Exercise: Print all of the data exactly as written.

Start of Excerpted records

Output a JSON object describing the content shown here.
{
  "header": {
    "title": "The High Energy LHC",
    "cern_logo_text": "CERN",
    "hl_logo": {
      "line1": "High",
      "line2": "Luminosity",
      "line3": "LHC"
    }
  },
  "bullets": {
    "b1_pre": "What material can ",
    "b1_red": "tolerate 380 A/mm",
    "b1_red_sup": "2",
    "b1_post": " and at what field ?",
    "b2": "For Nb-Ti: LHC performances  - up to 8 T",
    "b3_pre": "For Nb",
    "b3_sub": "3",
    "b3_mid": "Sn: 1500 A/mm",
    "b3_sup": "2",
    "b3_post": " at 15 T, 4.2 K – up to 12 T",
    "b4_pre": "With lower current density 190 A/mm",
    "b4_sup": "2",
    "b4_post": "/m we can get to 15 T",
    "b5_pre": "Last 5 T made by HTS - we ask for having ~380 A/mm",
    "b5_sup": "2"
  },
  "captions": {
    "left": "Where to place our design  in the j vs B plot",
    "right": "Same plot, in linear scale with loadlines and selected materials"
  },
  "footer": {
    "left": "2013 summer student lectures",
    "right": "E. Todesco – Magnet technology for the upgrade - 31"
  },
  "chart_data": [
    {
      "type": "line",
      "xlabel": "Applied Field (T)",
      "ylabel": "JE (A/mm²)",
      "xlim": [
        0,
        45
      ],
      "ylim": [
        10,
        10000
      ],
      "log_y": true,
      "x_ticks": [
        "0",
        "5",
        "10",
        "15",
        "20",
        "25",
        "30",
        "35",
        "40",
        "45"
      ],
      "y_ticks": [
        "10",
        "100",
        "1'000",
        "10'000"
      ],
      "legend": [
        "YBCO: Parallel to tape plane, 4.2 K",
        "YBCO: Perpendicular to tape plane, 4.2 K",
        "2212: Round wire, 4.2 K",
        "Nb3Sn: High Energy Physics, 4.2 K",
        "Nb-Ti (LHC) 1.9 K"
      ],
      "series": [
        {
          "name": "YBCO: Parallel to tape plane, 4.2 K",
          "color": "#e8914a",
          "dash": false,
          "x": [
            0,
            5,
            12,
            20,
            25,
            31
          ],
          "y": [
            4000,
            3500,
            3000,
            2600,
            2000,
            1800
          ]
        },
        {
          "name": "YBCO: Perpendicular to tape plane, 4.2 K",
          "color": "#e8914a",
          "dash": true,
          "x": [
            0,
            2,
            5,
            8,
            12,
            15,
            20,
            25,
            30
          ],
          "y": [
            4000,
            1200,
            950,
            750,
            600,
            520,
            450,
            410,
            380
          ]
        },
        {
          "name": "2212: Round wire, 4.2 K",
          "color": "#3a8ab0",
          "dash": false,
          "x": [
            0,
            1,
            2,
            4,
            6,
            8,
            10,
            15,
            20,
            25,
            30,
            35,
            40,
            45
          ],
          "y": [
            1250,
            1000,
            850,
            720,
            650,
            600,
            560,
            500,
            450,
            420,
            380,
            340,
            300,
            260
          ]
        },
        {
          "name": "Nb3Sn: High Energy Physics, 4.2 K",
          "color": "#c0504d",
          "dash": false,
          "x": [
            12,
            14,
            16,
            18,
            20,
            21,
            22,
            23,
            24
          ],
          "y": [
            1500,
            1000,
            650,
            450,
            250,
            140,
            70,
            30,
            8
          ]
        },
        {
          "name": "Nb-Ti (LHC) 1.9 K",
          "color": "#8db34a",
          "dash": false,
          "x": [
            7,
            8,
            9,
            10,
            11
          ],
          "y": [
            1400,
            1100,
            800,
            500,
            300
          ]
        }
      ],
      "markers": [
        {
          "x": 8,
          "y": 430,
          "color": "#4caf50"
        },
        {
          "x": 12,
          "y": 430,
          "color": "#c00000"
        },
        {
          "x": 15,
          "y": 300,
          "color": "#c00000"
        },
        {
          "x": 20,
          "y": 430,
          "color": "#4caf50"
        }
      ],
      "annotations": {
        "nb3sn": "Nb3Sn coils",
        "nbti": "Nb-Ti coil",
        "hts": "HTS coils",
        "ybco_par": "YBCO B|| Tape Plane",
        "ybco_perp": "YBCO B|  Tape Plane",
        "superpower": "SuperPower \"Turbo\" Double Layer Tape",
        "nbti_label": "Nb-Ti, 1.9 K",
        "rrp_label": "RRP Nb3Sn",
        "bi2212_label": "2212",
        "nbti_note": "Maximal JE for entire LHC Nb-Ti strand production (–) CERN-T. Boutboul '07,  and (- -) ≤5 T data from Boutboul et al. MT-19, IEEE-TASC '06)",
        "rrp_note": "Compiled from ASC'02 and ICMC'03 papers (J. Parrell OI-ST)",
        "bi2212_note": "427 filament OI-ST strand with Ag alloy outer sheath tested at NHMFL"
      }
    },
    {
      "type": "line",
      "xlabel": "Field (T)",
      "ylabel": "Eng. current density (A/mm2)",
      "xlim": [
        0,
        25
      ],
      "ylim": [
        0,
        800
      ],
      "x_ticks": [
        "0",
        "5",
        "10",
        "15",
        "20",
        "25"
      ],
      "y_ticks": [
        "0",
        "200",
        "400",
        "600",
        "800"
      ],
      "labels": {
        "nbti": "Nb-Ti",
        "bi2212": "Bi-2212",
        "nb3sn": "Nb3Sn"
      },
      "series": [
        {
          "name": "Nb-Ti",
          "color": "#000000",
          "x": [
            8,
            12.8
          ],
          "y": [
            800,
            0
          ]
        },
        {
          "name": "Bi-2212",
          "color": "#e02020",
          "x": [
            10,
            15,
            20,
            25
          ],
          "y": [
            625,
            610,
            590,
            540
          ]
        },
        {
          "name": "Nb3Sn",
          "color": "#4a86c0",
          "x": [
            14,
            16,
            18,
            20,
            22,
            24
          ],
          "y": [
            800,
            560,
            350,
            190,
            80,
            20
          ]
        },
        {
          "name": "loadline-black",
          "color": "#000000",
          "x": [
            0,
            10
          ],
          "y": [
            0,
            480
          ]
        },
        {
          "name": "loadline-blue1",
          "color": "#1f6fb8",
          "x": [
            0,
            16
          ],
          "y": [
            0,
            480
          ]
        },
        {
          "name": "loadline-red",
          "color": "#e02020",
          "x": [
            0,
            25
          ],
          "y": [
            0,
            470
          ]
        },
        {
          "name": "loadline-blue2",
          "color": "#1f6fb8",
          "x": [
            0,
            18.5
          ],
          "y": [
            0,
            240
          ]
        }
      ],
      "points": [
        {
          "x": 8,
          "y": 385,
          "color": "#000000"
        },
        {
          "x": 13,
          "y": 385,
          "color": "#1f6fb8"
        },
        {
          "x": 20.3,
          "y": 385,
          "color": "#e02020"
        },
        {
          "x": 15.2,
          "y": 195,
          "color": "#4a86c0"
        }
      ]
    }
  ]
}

End of Excerpted records

Solution for this problem:
Output a JSON object describing the content shown here.
{
  "header": {
    "title": "The High Energy LHC",
    "cern_logo_text": "CERN",
    "hl_logo": {
      "line1": "High",
      "line2": "Luminosity",
      "line3": "LHC"
    }
  },
  "bullets": {
    "b1_pre": "What material can ",
    "b1_red": "tolerate 380 A/mm",
    "b1_red_sup": "2",
    "b1_post": " and at what field ?",
    "b2": "For Nb-Ti: LHC performances  - up to 8 T",
    "b3_pre": "For Nb",
    "b3_sub": "3",
    "b3_mid": "Sn: 1500 A/mm",
    "b3_sup": "2",
    "b3_post": " at 15 T, 4.2 K – up to 12 T",
    "b4_pre": "With lower current density 190 A/mm",
    "b4_sup": "2",
    "b4_post": "/m we can get to 15 T",
    "b5_pre": "Last 5 T made by HTS - we ask for having ~380 A/mm",
    "b5_sup": "2"
  },
  "captions": {
    "left": "Where to place our design  in the j vs B plot",
    "right": "Same plot, in linear scale with loadlines and selected materials"
  },
  "footer": {
    "left": "2013 summer student lectures",
    "right": "E. Todesco – Magnet technology for the upgrade - 31"
  },
  "chart_data": [
    {
      "type": "line",
      "xlabel": "Applied Field (T)",
      "ylabel": "JE (A/mm²)",
      "xlim": [
        0,
        45
      ],
      "ylim": [
        10,
        10000
      ],
      "log_y": true,
      "x_ticks": [
        "0",
        "5",
        "10",
        "15",
        "20",
        "25",
        "30",
        "35",
        "40",
        "45"
      ],
      "y_ticks": [
        "10",
        "100",
        "1'000",
        "10'000"
      ],
      "legend": [
        "YBCO: Parallel to tape plane, 4.2 K",
        "YBCO: Perpendicular to tape plane, 4.2 K",
        "2212: Round wire, 4.2 K",
        "Nb3Sn: High Energy Physics, 4.2 K",
        "Nb-Ti (LHC) 1.9 K"
      ],
      "series": [
        {
          "name": "YBCO: Parallel to tape plane, 4.2 K",
          "color": "#e8914a",
          "dash": false,
          "x": [
            0,
            5,
            12,
            20,
            25,
            31
          ],
          "y": [
            4000,
            3500,
            3000,
            2600,
            2000,
            1800
          ]
        },
        {
          "name": "YBCO: Perpendicular to tape plane, 4.2 K",
          "color": "#e8914a",
          "dash": true,
          "x": [
            0,
            2,
            5,
            8,
            12,
            15,
            20,
            25,
            30
          ],
          "y": [
            4000,
            1200,
            950,
            750,
            600,
            520,
            450,
            410,
            380
          ]
        },
        {
          "name": "2212: Round wire, 4.2 K",
          "color": "#3a8ab0",
          "dash": false,
          "x": [
            0,
            1,
            2,
            4,
            6,
            8,
            10,
            15,
            20,
            25,
            30,
            35,
            40,
            45
          ],
          "y": [
            1250,
            1000,
            850,
            720,
            650,
            600,
            560,
            500,
            450,
            420,
            380,
            340,
            300,
            260
          ]
        },
        {
          "name": "Nb3Sn: High Energy Physics, 4.2 K",
          "color": "#c0504d",
          "dash": false,
          "x": [
            12,
            14,
            16,
            18,
            20,
            21,
            22,
            23,
            24
          ],
          "y": [
            1500,
            1000,
            650,
            450,
            250,
            140,
            70,
            30,
            8
          ]
        },
        {
          "name": "Nb-Ti (LHC) 1.9 K",
          "color": "#8db34a",
          "dash": false,
          "x": [
            7,
            8,
            9,
            10,
            11
          ],
          "y": [
            1400,
            1100,
            800,
            500,
            300
          ]
        }
      ],
      "markers": [
        {
          "x": 8,
          "y": 430,
          "color": "#4caf50"
        },
        {
          "x": 12,
          "y": 430,
          "color": "#c00000"
        },
        {
          "x": 15,
          "y": 300,
          "color": "#c00000"
        },
        {
          "x": 20,
          "y": 430,
          "color": "#4caf50"
        }
      ],
      "annotations": {
        "nb3sn": "Nb3Sn coils",
        "nbti": "Nb-Ti coil",
        "hts": "HTS coils",
        "ybco_par": "YBCO B|| Tape Plane",
        "ybco_perp": "YBCO B|  Tape Plane",
        "superpower": "SuperPower \"Turbo\" Double Layer Tape",
        "nbti_label": "Nb-Ti, 1.9 K",
        "rrp_label": "RRP Nb3Sn",
        "bi2212_label": "2212",
        "nbti_note": "Maximal JE for entire LHC Nb-Ti strand production (–) CERN-T. Boutboul '07,  and (- -) ≤5 T data from Boutboul et al. MT-19, IEEE-TASC '06)",
        "rrp_note": "Compiled from ASC'02 and ICMC'03 papers (J. Parrell OI-ST)",
        "bi2212_note": "427 filament OI-ST strand with Ag alloy outer sheath tested at NHMFL"
      }
    },
    {
      "type": "line",
      "xlabel": "Field (T)",
      "ylabel": "Eng. current density (A/mm2)",
      "xlim": [
        0,
        25
      ],
      "ylim": [
        0,
        800
      ],
      "x_ticks": [
        "0",
        "5",
        "10",
        "15",
        "20",
        "25"
      ],
      "y_ticks": [
        "0",
        "200",
        "400",
        "600",
        "800"
      ],
      "labels": {
        "nbti": "Nb-Ti",
        "bi2212": "Bi-2212",
        "nb3sn": "Nb3Sn"
      },
      "series": [
        {
          "name": "Nb-Ti",
          "color": "#000000",
          "x": [
            8,
            12.8
          ],
          "y": [
            800,
            0
          ]
        },
        {
          "name": "Bi-2212",
          "color": "#e02020",
          "x": [
            10,
            15,
            20,
            25
          ],
          "y": [
            625,
            610,
            590,
            540
          ]
        },
        {
          "name": "Nb3Sn",
          "color": "#4a86c0",
          "x": [
            14,
            16,
            18,
            20,
            22,
            24
          ],
          "y": [
            800,
            560,
            350,
            190,
            80,
            20
          ]
        },
        {
          "name": "loadline-black",
          "color": "#000000",
          "x": [
            0,
            10
          ],
          "y": [
            0,
            480
          ]
        },
        {
          "name": "loadline-blue1",
          "color": "#1f6fb8",
          "x": [
            0,
            16
          ],
          "y": [
            0,
            480
          ]
        },
        {
          "name": "loadline-red",
          "color": "#e02020",
          "x": [
            0,
            25
          ],
          "y": [
            0,
            470
          ]
        },
        {
          "name": "loadline-blue2",
          "color": "#1f6fb8",
          "x": [
            0,
            18.5
          ],
          "y": [
            0,
            240
          ]
        }
      ],
      "points": [
        {
          "x": 8,
          "y": 385,
          "color": "#000000"
        },
        {
          "x": 13,
          "y": 385,
          "color": "#1f6fb8"
        },
        {
          "x": 20.3,
          "y": 385,
          "color": "#e02020"
        },
        {
          "x": 15.2,
          "y": 195,
          "color": "#4a86c0"
        }
      ]
    }
  ]
}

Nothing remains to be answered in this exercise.